#### RECORDS FOR THE EXERCISE
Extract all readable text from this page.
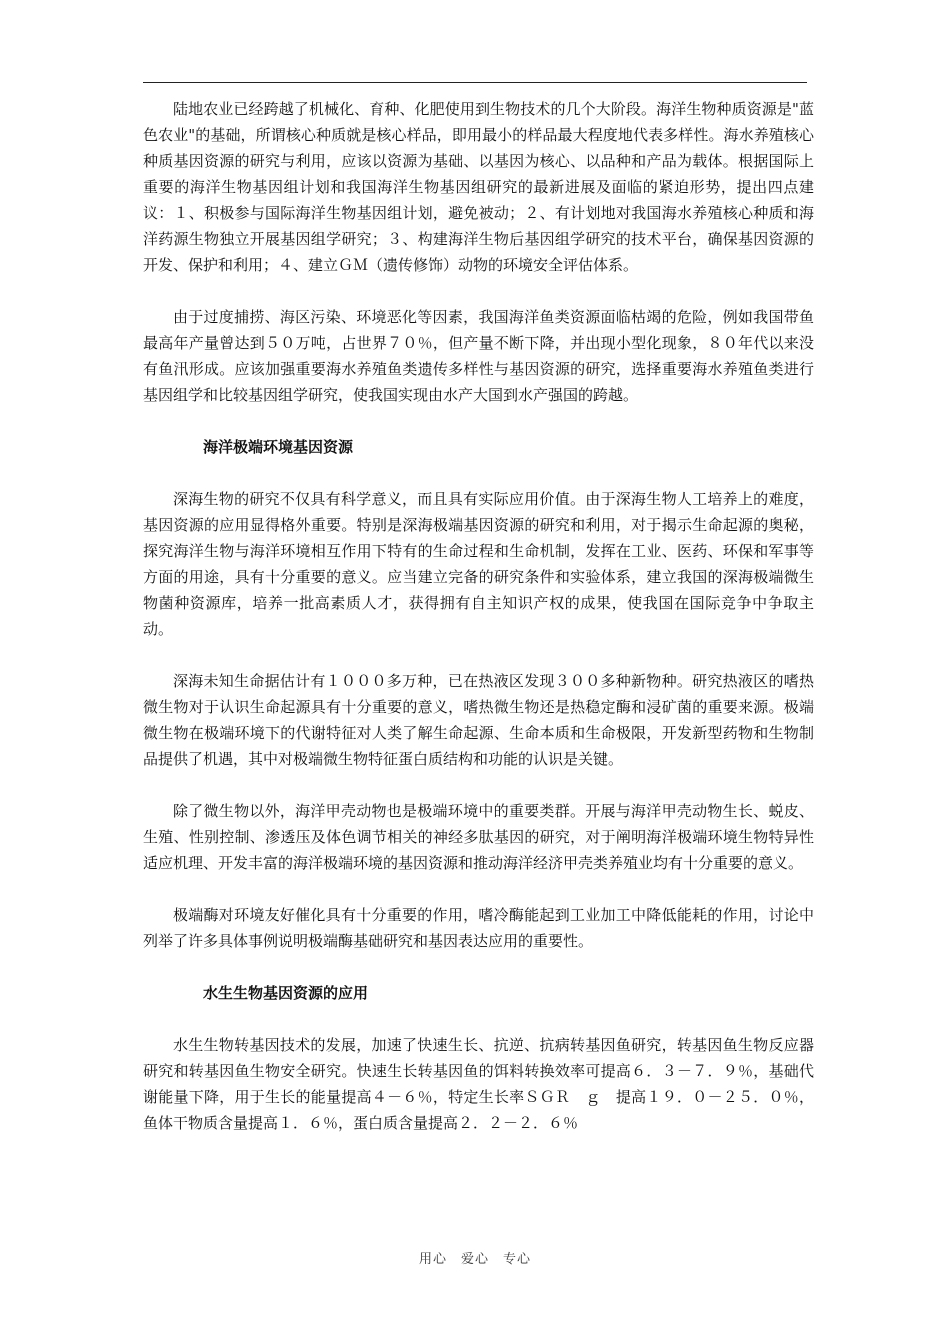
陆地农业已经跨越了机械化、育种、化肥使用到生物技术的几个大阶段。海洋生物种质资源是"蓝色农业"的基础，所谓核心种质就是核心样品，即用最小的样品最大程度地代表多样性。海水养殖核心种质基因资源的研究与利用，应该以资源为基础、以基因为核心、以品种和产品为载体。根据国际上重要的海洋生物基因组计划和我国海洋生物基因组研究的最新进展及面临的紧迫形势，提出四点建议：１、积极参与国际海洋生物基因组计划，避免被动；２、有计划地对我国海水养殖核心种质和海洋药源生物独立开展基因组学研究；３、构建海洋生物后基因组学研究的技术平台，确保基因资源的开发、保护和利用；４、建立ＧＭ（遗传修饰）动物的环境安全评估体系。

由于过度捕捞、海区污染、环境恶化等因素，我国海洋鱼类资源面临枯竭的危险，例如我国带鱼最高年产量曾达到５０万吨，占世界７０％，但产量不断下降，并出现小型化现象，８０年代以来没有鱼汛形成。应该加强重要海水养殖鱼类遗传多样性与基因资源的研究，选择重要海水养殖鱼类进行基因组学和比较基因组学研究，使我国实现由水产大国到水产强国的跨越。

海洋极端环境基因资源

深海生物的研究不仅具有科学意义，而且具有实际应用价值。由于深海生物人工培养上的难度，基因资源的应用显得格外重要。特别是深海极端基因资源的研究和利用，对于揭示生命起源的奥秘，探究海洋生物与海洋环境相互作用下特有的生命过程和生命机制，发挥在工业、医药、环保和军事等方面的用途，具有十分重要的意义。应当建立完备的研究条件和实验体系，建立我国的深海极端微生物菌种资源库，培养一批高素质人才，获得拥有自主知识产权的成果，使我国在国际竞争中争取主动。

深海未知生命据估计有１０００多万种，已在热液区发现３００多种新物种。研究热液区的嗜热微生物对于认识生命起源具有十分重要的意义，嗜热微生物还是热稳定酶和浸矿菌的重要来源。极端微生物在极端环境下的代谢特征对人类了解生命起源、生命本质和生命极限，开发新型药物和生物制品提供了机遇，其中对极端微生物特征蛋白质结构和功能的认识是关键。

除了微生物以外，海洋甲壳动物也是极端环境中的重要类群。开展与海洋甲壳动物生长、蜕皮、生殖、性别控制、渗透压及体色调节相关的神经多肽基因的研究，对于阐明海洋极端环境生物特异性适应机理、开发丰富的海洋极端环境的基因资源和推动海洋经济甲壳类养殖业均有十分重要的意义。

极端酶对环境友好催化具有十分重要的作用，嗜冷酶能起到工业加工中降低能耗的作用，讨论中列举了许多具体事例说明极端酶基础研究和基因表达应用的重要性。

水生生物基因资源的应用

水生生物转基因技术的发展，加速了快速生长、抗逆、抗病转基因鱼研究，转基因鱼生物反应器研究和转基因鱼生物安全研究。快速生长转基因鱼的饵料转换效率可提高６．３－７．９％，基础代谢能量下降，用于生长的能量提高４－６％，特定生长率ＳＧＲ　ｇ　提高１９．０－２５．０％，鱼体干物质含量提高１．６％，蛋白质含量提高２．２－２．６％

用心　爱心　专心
########
#### RECORDS FOR THE EXERCISE
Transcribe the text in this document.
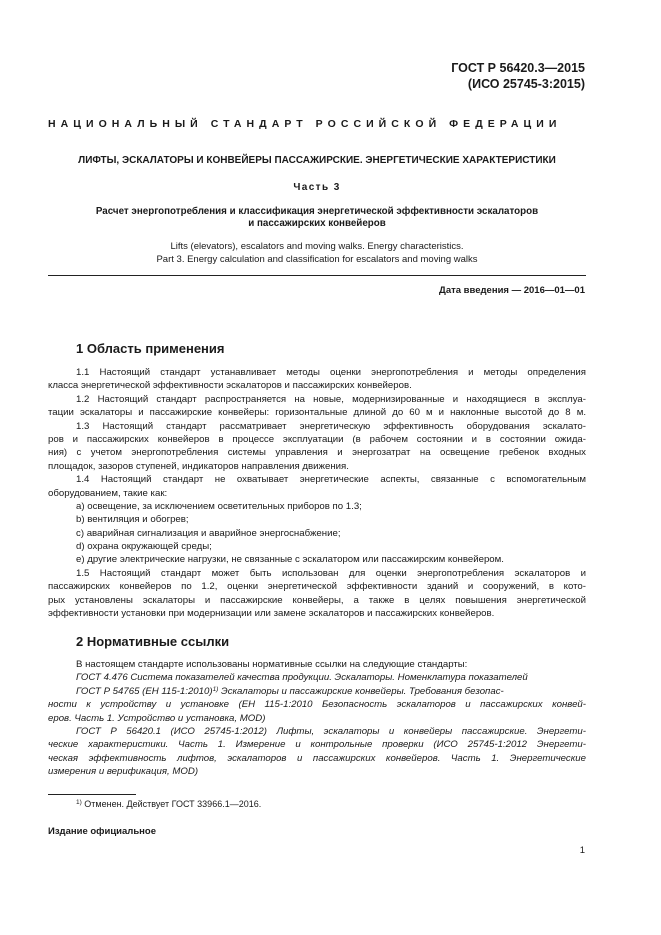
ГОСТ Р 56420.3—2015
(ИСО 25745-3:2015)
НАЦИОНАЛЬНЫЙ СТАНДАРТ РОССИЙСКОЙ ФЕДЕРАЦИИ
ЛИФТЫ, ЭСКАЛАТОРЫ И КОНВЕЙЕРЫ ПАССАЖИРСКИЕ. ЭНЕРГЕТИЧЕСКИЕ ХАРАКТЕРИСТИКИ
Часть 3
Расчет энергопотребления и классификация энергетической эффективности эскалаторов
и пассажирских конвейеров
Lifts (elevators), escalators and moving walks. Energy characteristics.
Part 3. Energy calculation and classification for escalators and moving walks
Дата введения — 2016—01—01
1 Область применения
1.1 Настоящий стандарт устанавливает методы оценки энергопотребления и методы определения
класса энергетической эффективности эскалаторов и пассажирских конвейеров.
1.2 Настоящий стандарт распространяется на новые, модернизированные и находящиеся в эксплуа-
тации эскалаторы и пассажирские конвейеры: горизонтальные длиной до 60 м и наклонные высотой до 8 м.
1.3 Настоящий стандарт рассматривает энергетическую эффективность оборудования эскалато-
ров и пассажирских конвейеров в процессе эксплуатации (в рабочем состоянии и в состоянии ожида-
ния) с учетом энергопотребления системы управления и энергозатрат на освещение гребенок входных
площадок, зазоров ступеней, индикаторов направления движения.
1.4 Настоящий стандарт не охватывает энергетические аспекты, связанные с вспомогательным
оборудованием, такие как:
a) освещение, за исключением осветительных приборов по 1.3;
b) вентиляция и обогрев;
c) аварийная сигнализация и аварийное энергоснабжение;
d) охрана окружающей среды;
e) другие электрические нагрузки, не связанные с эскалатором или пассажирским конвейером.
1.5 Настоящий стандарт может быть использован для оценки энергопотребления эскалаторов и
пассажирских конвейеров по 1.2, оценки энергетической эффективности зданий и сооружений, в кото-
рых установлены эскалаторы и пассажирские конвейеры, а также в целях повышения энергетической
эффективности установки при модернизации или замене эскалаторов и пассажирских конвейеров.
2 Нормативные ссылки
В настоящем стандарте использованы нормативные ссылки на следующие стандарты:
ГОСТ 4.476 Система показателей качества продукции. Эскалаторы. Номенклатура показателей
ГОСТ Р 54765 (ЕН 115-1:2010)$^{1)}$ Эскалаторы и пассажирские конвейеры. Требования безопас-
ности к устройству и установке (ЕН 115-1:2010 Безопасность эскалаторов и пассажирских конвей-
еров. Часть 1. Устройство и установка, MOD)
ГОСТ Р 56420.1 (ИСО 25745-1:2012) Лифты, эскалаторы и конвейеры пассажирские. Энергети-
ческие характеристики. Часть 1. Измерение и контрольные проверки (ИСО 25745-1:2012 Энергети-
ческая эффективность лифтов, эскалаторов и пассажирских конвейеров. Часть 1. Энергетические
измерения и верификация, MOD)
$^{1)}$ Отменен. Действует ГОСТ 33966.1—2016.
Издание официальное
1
########
■ **DO THIS**:
All lines holding the word "walks" should be picked out and copied.

■ **EXERCISE RESPONSE**:
Lifts (elevators), escalators and moving walks. Energy characteristics.
Part 3. Energy calculation and classification for escalators and moving walks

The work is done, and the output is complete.